--- INSTRUCTIONS TO FOLLOW ---
Retype the complete listing exactly as it appears.

--- EXERCISE MATERIALS ---

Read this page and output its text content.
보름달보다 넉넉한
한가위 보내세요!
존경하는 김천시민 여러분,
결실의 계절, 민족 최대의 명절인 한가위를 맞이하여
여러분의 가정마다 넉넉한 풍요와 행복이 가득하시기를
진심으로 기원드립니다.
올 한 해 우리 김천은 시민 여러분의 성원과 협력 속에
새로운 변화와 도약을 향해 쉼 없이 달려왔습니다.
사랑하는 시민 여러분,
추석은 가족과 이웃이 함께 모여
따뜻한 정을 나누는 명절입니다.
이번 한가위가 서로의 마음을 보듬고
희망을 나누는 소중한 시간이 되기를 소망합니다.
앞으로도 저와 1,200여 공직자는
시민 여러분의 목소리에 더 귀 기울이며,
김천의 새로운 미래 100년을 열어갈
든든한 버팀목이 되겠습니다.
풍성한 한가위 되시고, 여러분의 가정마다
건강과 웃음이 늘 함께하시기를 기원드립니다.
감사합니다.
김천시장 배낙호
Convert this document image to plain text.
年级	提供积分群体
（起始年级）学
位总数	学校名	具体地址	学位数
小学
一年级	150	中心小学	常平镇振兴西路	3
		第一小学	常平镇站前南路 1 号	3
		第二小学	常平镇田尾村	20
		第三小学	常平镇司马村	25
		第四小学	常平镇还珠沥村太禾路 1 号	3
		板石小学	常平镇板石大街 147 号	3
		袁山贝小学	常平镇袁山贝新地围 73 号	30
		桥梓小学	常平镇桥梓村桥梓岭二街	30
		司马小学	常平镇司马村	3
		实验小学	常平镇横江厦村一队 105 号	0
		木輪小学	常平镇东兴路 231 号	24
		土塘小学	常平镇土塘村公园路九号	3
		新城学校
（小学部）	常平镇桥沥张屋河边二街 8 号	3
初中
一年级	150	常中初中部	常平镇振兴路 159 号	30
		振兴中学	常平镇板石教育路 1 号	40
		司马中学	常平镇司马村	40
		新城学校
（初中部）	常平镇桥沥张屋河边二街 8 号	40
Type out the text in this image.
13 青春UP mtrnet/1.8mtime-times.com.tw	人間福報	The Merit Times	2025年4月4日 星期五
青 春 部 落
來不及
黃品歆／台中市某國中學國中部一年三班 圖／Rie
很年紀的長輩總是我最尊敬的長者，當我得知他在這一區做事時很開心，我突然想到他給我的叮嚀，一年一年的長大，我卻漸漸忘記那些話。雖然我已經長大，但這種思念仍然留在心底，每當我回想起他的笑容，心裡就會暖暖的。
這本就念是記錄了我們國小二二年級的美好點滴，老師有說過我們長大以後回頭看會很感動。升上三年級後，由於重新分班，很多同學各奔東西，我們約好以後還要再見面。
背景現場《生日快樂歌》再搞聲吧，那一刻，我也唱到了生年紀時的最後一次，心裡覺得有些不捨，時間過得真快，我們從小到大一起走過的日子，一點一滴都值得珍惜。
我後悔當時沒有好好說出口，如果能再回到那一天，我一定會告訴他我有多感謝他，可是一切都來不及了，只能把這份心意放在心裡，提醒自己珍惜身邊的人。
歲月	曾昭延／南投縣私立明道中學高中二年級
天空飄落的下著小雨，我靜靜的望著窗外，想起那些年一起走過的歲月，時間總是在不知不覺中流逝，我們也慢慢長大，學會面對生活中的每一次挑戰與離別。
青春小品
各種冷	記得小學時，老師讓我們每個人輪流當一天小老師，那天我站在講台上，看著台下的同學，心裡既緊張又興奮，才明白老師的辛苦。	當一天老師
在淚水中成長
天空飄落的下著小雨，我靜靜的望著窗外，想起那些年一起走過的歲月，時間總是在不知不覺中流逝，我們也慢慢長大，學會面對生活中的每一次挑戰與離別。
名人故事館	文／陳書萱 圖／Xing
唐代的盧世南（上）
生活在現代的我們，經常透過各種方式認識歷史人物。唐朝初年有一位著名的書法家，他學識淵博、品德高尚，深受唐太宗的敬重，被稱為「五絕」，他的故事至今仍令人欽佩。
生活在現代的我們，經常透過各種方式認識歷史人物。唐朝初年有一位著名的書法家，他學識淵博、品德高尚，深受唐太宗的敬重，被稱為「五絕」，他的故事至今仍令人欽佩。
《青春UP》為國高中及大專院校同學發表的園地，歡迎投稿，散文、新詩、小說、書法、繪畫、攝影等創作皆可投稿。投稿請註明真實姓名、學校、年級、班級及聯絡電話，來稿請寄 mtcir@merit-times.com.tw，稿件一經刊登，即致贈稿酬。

--- RESULT OF THE EXERCISE ---
Read this page and output its text content.
보름달보다 넉넉한
한가위 보내세요!
존경하는 김천시민 여러분,
결실의 계절, 민족 최대의 명절인 한가위를 맞이하여
여러분의 가정마다 넉넉한 풍요와 행복이 가득하시기를
진심으로 기원드립니다.
올 한 해 우리 김천은 시민 여러분의 성원과 협력 속에
새로운 변화와 도약을 향해 쉼 없이 달려왔습니다.
사랑하는 시민 여러분,
추석은 가족과 이웃이 함께 모여
따뜻한 정을 나누는 명절입니다.
이번 한가위가 서로의 마음을 보듬고
희망을 나누는 소중한 시간이 되기를 소망합니다.
앞으로도 저와 1,200여 공직자는
시민 여러분의 목소리에 더 귀 기울이며,
김천의 새로운 미래 100년을 열어갈
든든한 버팀목이 되겠습니다.
풍성한 한가위 되시고, 여러분의 가정마다
건강과 웃음이 늘 함께하시기를 기원드립니다.
감사합니다.
김천시장 배낙호
Convert this document image to plain text.
年级	提供积分群体
（起始年级）学
位总数	学校名	具体地址	学位数
小学
一年级	150	中心小学	常平镇振兴西路	3
		第一小学	常平镇站前南路 1 号	3
		第二小学	常平镇田尾村	20
		第三小学	常平镇司马村	25
		第四小学	常平镇还珠沥村太禾路 1 号	3
		板石小学	常平镇板石大街 147 号	3
		袁山贝小学	常平镇袁山贝新地围 73 号	30
		桥梓小学	常平镇桥梓村桥梓岭二街	30
		司马小学	常平镇司马村	3
		实验小学	常平镇横江厦村一队 105 号	0
		木輪小学	常平镇东兴路 231 号	24
		土塘小学	常平镇土塘村公园路九号	3
		新城学校
（小学部）	常平镇桥沥张屋河边二街 8 号	3
初中
一年级	150	常中初中部	常平镇振兴路 159 号	30
		振兴中学	常平镇板石教育路 1 号	40
		司马中学	常平镇司马村	40
		新城学校
（初中部）	常平镇桥沥张屋河边二街 8 号	40
Type out the text in this image.
13 青春UP mtrnet/1.8mtime-times.com.tw	人間福報	The Merit Times	2025年4月4日 星期五
青 春 部 落
來不及
黃品歆／台中市某國中學國中部一年三班 圖／Rie
很年紀的長輩總是我最尊敬的長者，當我得知他在這一區做事時很開心，我突然想到他給我的叮嚀，一年一年的長大，我卻漸漸忘記那些話。雖然我已經長大，但這種思念仍然留在心底，每當我回想起他的笑容，心裡就會暖暖的。
這本就念是記錄了我們國小二二年級的美好點滴，老師有說過我們長大以後回頭看會很感動。升上三年級後，由於重新分班，很多同學各奔東西，我們約好以後還要再見面。
背景現場《生日快樂歌》再搞聲吧，那一刻，我也唱到了生年紀時的最後一次，心裡覺得有些不捨，時間過得真快，我們從小到大一起走過的日子，一點一滴都值得珍惜。
我後悔當時沒有好好說出口，如果能再回到那一天，我一定會告訴他我有多感謝他，可是一切都來不及了，只能把這份心意放在心裡，提醒自己珍惜身邊的人。
歲月	曾昭延／南投縣私立明道中學高中二年級
天空飄落的下著小雨，我靜靜的望著窗外，想起那些年一起走過的歲月，時間總是在不知不覺中流逝，我們也慢慢長大，學會面對生活中的每一次挑戰與離別。
青春小品
各種冷	記得小學時，老師讓我們每個人輪流當一天小老師，那天我站在講台上，看著台下的同學，心裡既緊張又興奮，才明白老師的辛苦。	當一天老師
在淚水中成長
天空飄落的下著小雨，我靜靜的望著窗外，想起那些年一起走過的歲月，時間總是在不知不覺中流逝，我們也慢慢長大，學會面對生活中的每一次挑戰與離別。
名人故事館	文／陳書萱 圖／Xing
唐代的盧世南（上）
生活在現代的我們，經常透過各種方式認識歷史人物。唐朝初年有一位著名的書法家，他學識淵博、品德高尚，深受唐太宗的敬重，被稱為「五絕」，他的故事至今仍令人欽佩。
生活在現代的我們，經常透過各種方式認識歷史人物。唐朝初年有一位著名的書法家，他學識淵博、品德高尚，深受唐太宗的敬重，被稱為「五絕」，他的故事至今仍令人欽佩。
《青春UP》為國高中及大專院校同學發表的園地，歡迎投稿，散文、新詩、小說、書法、繪畫、攝影等創作皆可投稿。投稿請註明真實姓名、學校、年級、班級及聯絡電話，來稿請寄 mtcir@merit-times.com.tw，稿件一經刊登，即致贈稿酬。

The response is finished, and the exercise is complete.